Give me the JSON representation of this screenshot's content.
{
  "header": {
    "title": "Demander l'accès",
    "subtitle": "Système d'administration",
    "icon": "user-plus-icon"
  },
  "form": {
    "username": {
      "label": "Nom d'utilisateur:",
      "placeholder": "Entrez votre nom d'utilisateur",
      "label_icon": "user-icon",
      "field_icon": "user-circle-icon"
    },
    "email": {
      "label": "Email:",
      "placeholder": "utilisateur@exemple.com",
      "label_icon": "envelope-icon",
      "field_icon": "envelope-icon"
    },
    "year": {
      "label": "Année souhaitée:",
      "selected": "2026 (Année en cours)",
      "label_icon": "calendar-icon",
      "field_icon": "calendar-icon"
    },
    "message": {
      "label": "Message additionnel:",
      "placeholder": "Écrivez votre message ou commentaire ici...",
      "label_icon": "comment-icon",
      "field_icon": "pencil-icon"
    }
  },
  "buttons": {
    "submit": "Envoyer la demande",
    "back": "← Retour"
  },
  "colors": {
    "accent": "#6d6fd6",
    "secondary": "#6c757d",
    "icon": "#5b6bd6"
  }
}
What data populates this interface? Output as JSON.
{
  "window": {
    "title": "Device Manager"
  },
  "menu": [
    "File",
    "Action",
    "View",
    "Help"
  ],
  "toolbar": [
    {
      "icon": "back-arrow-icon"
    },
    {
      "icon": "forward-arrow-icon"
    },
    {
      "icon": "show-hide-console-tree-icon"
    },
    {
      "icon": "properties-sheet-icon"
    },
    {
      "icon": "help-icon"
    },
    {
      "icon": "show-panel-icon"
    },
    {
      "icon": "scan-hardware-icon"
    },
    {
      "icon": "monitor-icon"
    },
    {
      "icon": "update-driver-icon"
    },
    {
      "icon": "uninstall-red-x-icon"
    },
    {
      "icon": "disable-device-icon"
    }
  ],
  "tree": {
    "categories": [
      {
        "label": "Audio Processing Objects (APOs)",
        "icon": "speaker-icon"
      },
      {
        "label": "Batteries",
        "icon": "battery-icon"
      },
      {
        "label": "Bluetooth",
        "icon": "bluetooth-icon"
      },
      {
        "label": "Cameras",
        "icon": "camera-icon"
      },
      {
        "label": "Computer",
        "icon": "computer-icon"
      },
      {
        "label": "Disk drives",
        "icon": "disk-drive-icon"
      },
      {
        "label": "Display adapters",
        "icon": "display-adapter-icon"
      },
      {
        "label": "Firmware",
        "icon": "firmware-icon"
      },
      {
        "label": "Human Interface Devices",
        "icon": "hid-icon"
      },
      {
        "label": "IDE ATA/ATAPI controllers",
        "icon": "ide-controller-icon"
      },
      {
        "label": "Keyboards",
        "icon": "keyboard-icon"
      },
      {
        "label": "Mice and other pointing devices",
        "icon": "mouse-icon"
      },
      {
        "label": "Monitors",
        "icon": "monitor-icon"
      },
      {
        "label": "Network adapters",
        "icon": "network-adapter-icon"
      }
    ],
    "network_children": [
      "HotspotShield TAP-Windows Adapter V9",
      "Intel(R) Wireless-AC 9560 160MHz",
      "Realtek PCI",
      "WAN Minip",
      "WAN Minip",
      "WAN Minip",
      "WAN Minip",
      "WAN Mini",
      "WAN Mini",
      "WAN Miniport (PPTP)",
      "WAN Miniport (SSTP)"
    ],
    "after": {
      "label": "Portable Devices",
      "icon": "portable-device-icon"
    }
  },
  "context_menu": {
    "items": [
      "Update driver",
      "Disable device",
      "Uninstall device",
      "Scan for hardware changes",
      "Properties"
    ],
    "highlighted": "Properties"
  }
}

Instructions for the task ▸ From the entries above, select each line containing the string "hardware".

Written answer ▸
      "icon": "scan-hardware-icon"
      "Scan for hardware changes",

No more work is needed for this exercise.